╔══
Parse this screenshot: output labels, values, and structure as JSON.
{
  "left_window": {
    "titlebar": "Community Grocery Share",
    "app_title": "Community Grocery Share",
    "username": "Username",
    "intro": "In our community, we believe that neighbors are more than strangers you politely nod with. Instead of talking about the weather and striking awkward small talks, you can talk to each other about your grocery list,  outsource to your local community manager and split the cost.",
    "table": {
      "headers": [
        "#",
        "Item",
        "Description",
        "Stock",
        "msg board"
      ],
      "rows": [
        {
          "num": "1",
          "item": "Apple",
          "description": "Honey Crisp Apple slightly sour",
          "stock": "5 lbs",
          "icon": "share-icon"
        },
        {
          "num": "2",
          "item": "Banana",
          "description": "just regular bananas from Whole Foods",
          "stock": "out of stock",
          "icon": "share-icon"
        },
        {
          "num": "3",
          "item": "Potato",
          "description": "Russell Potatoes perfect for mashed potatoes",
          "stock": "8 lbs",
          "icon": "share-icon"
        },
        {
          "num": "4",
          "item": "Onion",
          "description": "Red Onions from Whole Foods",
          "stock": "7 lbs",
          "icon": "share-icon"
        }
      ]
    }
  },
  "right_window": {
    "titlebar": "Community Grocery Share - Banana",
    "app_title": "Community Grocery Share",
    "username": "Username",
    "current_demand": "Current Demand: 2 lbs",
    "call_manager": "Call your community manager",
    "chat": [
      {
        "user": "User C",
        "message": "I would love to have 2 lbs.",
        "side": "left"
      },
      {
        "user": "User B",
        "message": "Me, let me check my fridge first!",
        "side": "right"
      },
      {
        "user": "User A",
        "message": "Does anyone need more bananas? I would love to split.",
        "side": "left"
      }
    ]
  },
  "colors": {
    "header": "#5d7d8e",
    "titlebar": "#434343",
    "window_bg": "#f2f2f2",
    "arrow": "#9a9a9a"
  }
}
╚══
◆ Problem requirements ◆
Reproduce every record above exactly as it appears.

◆ Task answer ◆
Parse this screenshot: output labels, values, and structure as JSON.
{
  "left_window": {
    "titlebar": "Community Grocery Share",
    "app_title": "Community Grocery Share",
    "username": "Username",
    "intro": "In our community, we believe that neighbors are more than strangers you politely nod with. Instead of talking about the weather and striking awkward small talks, you can talk to each other about your grocery list,  outsource to your local community manager and split the cost.",
    "table": {
      "headers": [
        "#",
        "Item",
        "Description",
        "Stock",
        "msg board"
      ],
      "rows": [
        {
          "num": "1",
          "item": "Apple",
          "description": "Honey Crisp Apple slightly sour",
          "stock": "5 lbs",
          "icon": "share-icon"
        },
        {
          "num": "2",
          "item": "Banana",
          "description": "just regular bananas from Whole Foods",
          "stock": "out of stock",
          "icon": "share-icon"
        },
        {
          "num": "3",
          "item": "Potato",
          "description": "Russell Potatoes perfect for mashed potatoes",
          "stock": "8 lbs",
          "icon": "share-icon"
        },
        {
          "num": "4",
          "item": "Onion",
          "description": "Red Onions from Whole Foods",
          "stock": "7 lbs",
          "icon": "share-icon"
        }
      ]
    }
  },
  "right_window": {
    "titlebar": "Community Grocery Share - Banana",
    "app_title": "Community Grocery Share",
    "username": "Username",
    "current_demand": "Current Demand: 2 lbs",
    "call_manager": "Call your community manager",
    "chat": [
      {
        "user": "User C",
        "message": "I would love to have 2 lbs.",
        "side": "left"
      },
      {
        "user": "User B",
        "message": "Me, let me check my fridge first!",
        "side": "right"
      },
      {
        "user": "User A",
        "message": "Does anyone need more bananas? I would love to split.",
        "side": "left"
      }
    ]
  },
  "colors": {
    "header": "#5d7d8e",
    "titlebar": "#434343",
    "window_bg": "#f2f2f2",
    "arrow": "#9a9a9a"
  }
}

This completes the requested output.